Exactly reproduce the lines that follow.

━━━━━ RECORD LIST

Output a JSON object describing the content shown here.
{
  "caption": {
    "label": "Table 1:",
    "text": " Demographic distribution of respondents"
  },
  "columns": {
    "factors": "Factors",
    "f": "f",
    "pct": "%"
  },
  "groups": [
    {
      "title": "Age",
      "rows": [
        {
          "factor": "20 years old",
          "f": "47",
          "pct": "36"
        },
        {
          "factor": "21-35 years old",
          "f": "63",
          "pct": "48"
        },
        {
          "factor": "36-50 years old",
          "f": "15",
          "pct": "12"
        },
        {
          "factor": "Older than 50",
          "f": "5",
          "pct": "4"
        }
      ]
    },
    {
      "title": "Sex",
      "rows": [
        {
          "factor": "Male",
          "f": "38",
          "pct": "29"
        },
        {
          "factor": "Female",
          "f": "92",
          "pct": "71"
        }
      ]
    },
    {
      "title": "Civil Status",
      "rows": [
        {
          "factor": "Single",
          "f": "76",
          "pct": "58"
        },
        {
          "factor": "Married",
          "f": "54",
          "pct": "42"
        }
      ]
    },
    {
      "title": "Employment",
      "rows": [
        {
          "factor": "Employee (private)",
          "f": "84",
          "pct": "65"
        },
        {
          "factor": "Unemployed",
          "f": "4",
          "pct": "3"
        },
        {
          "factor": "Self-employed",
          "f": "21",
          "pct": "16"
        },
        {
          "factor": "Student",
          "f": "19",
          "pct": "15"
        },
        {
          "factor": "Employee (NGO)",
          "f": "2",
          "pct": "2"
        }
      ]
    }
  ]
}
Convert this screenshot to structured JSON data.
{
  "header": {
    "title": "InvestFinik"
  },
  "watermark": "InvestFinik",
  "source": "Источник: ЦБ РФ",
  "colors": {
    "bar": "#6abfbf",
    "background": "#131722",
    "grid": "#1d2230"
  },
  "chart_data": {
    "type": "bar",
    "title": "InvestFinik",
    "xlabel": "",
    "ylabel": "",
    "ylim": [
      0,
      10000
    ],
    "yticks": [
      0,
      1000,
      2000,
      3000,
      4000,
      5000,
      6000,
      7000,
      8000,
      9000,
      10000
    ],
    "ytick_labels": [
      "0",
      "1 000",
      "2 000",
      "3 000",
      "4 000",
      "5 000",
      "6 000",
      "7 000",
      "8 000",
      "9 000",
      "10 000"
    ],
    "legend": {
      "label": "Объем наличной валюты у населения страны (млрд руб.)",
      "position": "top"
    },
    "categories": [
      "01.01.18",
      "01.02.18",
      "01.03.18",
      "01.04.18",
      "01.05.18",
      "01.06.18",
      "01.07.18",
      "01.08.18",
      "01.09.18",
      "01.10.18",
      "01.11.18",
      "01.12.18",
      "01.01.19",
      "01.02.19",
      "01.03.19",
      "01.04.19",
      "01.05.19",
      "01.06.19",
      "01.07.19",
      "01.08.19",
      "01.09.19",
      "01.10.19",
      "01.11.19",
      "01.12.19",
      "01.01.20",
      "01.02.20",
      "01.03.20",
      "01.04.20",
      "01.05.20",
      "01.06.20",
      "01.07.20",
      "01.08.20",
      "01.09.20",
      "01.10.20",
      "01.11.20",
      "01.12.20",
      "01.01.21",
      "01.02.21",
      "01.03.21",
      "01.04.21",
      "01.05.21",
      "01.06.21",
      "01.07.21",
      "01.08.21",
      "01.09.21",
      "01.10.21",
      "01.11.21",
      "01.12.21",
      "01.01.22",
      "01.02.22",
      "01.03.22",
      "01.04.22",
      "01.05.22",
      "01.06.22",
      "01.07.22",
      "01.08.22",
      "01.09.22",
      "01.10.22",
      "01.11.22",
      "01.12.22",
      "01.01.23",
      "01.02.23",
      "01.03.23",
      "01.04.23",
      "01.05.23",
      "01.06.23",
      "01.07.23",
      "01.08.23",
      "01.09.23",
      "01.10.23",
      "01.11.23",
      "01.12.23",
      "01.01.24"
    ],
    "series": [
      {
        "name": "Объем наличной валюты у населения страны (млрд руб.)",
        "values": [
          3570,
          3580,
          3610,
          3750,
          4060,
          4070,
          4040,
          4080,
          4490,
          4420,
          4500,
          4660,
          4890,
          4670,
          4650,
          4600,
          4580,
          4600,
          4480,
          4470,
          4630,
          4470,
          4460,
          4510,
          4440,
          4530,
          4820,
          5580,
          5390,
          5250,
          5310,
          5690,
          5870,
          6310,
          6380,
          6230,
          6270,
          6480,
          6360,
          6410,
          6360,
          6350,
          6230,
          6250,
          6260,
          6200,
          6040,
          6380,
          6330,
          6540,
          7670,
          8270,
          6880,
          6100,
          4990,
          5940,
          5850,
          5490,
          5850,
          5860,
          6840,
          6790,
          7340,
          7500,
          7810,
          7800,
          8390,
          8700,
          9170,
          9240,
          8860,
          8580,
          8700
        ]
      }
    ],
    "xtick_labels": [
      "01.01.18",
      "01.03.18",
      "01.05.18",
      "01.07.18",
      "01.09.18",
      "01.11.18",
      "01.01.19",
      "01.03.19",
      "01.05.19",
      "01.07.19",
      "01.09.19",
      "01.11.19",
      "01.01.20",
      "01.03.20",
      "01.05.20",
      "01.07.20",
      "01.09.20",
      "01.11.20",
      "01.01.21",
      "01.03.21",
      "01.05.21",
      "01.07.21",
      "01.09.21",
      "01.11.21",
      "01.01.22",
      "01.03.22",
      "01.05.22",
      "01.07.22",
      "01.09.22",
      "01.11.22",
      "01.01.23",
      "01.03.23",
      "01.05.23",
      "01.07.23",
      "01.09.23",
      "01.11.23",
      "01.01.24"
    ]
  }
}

━━━━━━━━━━

## ANSWER BELOW
Output a JSON object describing the content shown here.
{
  "caption": {
    "label": "Table 1:",
    "text": " Demographic distribution of respondents"
  },
  "columns": {
    "factors": "Factors",
    "f": "f",
    "pct": "%"
  },
  "groups": [
    {
      "title": "Age",
      "rows": [
        {
          "factor": "20 years old",
          "f": "47",
          "pct": "36"
        },
        {
          "factor": "21-35 years old",
          "f": "63",
          "pct": "48"
        },
        {
          "factor": "36-50 years old",
          "f": "15",
          "pct": "12"
        },
        {
          "factor": "Older than 50",
          "f": "5",
          "pct": "4"
        }
      ]
    },
    {
      "title": "Sex",
      "rows": [
        {
          "factor": "Male",
          "f": "38",
          "pct": "29"
        },
        {
          "factor": "Female",
          "f": "92",
          "pct": "71"
        }
      ]
    },
    {
      "title": "Civil Status",
      "rows": [
        {
          "factor": "Single",
          "f": "76",
          "pct": "58"
        },
        {
          "factor": "Married",
          "f": "54",
          "pct": "42"
        }
      ]
    },
    {
      "title": "Employment",
      "rows": [
        {
          "factor": "Employee (private)",
          "f": "84",
          "pct": "65"
        },
        {
          "factor": "Unemployed",
          "f": "4",
          "pct": "3"
        },
        {
          "factor": "Self-employed",
          "f": "21",
          "pct": "16"
        },
        {
          "factor": "Student",
          "f": "19",
          "pct": "15"
        },
        {
          "factor": "Employee (NGO)",
          "f": "2",
          "pct": "2"
        }
      ]
    }
  ]
}
Convert this screenshot to structured JSON data.
{
  "header": {
    "title": "InvestFinik"
  },
  "watermark": "InvestFinik",
  "source": "Источник: ЦБ РФ",
  "colors": {
    "bar": "#6abfbf",
    "background": "#131722",
    "grid": "#1d2230"
  },
  "chart_data": {
    "type": "bar",
    "title": "InvestFinik",
    "xlabel": "",
    "ylabel": "",
    "ylim": [
      0,
      10000
    ],
    "yticks": [
      0,
      1000,
      2000,
      3000,
      4000,
      5000,
      6000,
      7000,
      8000,
      9000,
      10000
    ],
    "ytick_labels": [
      "0",
      "1 000",
      "2 000",
      "3 000",
      "4 000",
      "5 000",
      "6 000",
      "7 000",
      "8 000",
      "9 000",
      "10 000"
    ],
    "legend": {
      "label": "Объем наличной валюты у населения страны (млрд руб.)",
      "position": "top"
    },
    "categories": [
      "01.01.18",
      "01.02.18",
      "01.03.18",
      "01.04.18",
      "01.05.18",
      "01.06.18",
      "01.07.18",
      "01.08.18",
      "01.09.18",
      "01.10.18",
      "01.11.18",
      "01.12.18",
      "01.01.19",
      "01.02.19",
      "01.03.19",
      "01.04.19",
      "01.05.19",
      "01.06.19",
      "01.07.19",
      "01.08.19",
      "01.09.19",
      "01.10.19",
      "01.11.19",
      "01.12.19",
      "01.01.20",
      "01.02.20",
      "01.03.20",
      "01.04.20",
      "01.05.20",
      "01.06.20",
      "01.07.20",
      "01.08.20",
      "01.09.20",
      "01.10.20",
      "01.11.20",
      "01.12.20",
      "01.01.21",
      "01.02.21",
      "01.03.21",
      "01.04.21",
      "01.05.21",
      "01.06.21",
      "01.07.21",
      "01.08.21",
      "01.09.21",
      "01.10.21",
      "01.11.21",
      "01.12.21",
      "01.01.22",
      "01.02.22",
      "01.03.22",
      "01.04.22",
      "01.05.22",
      "01.06.22",
      "01.07.22",
      "01.08.22",
      "01.09.22",
      "01.10.22",
      "01.11.22",
      "01.12.22",
      "01.01.23",
      "01.02.23",
      "01.03.23",
      "01.04.23",
      "01.05.23",
      "01.06.23",
      "01.07.23",
      "01.08.23",
      "01.09.23",
      "01.10.23",
      "01.11.23",
      "01.12.23",
      "01.01.24"
    ],
    "series": [
      {
        "name": "Объем наличной валюты у населения страны (млрд руб.)",
        "values": [
          3570,
          3580,
          3610,
          3750,
          4060,
          4070,
          4040,
          4080,
          4490,
          4420,
          4500,
          4660,
          4890,
          4670,
          4650,
          4600,
          4580,
          4600,
          4480,
          4470,
          4630,
          4470,
          4460,
          4510,
          4440,
          4530,
          4820,
          5580,
          5390,
          5250,
          5310,
          5690,
          5870,
          6310,
          6380,
          6230,
          6270,
          6480,
          6360,
          6410,
          6360,
          6350,
          6230,
          6250,
          6260,
          6200,
          6040,
          6380,
          6330,
          6540,
          7670,
          8270,
          6880,
          6100,
          4990,
          5940,
          5850,
          5490,
          5850,
          5860,
          6840,
          6790,
          7340,
          7500,
          7810,
          7800,
          8390,
          8700,
          9170,
          9240,
          8860,
          8580,
          8700
        ]
      }
    ],
    "xtick_labels": [
      "01.01.18",
      "01.03.18",
      "01.05.18",
      "01.07.18",
      "01.09.18",
      "01.11.18",
      "01.01.19",
      "01.03.19",
      "01.05.19",
      "01.07.19",
      "01.09.19",
      "01.11.19",
      "01.01.20",
      "01.03.20",
      "01.05.20",
      "01.07.20",
      "01.09.20",
      "01.11.20",
      "01.01.21",
      "01.03.21",
      "01.05.21",
      "01.07.21",
      "01.09.21",
      "01.11.21",
      "01.01.22",
      "01.03.22",
      "01.05.22",
      "01.07.22",
      "01.09.22",
      "01.11.22",
      "01.01.23",
      "01.03.23",
      "01.05.23",
      "01.07.23",
      "01.09.23",
      "01.11.23",
      "01.01.24"
    ]
  }
}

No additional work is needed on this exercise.